** START Dataset extract **

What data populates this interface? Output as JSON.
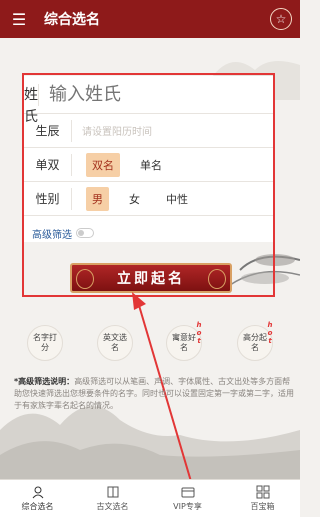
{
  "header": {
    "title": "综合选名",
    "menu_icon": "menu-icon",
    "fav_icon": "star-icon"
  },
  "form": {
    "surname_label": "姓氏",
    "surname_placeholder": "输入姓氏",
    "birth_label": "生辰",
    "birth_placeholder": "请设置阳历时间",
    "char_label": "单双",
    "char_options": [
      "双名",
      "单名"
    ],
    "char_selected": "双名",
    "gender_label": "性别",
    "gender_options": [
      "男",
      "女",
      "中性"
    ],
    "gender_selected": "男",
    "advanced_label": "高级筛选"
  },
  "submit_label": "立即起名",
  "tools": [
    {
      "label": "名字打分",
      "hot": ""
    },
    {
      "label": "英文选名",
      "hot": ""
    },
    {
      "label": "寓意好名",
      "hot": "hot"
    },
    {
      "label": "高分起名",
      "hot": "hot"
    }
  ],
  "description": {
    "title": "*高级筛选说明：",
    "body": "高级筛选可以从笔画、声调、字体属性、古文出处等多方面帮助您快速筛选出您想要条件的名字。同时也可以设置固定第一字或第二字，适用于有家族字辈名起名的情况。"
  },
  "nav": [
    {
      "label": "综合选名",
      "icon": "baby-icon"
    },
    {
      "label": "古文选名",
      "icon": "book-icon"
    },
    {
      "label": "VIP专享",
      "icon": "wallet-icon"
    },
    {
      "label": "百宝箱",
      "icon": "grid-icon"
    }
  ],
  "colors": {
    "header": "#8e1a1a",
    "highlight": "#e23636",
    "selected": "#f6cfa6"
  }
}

** END Dataset extract **
** START Dataset extract **

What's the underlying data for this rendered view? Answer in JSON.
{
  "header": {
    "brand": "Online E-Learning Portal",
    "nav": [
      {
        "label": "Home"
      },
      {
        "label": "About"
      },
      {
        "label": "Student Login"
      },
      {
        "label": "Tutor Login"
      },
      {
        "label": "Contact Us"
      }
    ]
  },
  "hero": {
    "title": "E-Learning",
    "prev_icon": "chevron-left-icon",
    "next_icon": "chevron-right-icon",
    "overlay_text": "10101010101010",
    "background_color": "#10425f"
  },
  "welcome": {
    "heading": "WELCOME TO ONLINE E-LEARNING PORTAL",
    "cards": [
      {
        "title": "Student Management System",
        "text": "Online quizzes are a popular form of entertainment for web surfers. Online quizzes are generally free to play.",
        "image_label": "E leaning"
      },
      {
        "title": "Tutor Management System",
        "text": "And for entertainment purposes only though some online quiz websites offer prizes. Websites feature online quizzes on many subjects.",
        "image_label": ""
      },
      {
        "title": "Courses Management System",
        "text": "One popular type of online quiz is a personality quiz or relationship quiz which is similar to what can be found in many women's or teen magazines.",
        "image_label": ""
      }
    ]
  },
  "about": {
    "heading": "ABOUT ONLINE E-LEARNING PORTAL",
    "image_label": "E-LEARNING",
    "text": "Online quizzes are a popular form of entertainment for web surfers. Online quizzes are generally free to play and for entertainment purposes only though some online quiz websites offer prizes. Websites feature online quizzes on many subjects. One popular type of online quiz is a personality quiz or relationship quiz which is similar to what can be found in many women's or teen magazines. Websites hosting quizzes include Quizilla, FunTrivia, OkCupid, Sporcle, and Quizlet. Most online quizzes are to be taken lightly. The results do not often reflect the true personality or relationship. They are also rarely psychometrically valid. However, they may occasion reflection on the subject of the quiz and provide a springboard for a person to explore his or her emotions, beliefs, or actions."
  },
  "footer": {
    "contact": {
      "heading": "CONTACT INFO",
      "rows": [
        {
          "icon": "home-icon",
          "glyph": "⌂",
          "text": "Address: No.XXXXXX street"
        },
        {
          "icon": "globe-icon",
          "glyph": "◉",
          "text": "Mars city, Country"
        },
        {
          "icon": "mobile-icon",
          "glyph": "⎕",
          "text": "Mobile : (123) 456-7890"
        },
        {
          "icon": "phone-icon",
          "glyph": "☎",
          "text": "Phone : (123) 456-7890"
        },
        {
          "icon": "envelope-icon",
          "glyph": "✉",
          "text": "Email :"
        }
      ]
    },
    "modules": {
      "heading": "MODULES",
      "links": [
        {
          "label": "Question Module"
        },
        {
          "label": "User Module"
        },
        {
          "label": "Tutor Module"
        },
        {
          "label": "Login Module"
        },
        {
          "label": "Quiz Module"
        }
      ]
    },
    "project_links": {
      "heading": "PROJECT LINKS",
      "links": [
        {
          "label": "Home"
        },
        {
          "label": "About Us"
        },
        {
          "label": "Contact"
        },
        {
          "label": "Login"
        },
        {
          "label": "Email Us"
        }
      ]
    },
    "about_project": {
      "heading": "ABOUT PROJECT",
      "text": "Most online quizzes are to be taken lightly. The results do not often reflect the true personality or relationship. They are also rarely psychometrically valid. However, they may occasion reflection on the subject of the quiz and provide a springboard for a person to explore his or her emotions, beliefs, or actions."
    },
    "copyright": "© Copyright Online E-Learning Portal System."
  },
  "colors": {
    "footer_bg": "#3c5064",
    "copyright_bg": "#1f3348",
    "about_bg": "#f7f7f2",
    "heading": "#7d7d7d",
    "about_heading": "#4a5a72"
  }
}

** END Dataset extract **

Required work: Select the lines in this material that hold the word "They", leaving none out.

Result of the exercise:
    "text": "Online quizzes are a popular form of entertainment for web surfers. Online quizzes are generally free to play and for entertainment purposes only though some online quiz websites offer prizes. Websites feature online quizzes on many subjects. One popular type of online quiz is a personality quiz or relationship quiz which is similar to what can be found in many women's or teen magazines. Websites hosting quizzes include Quizilla, FunTrivia, OkCupid, Sporcle, and Quizlet. Most online quizzes are to be taken lightly. The results do not often reflect the true personality or relationship. They are also rarely psychometrically valid. However, they may occasion reflection on the subject of the quiz and provide a springboard for a person to explore his or her emotions, beliefs, or actions."
      "text": "Most online quizzes are to be taken lightly. The results do not often reflect the true personality or relationship. They are also rarely psychometrically valid. However, they may occasion reflection on the subject of the quiz and provide a springboard for a person to explore his or her emotions, beliefs, or actions."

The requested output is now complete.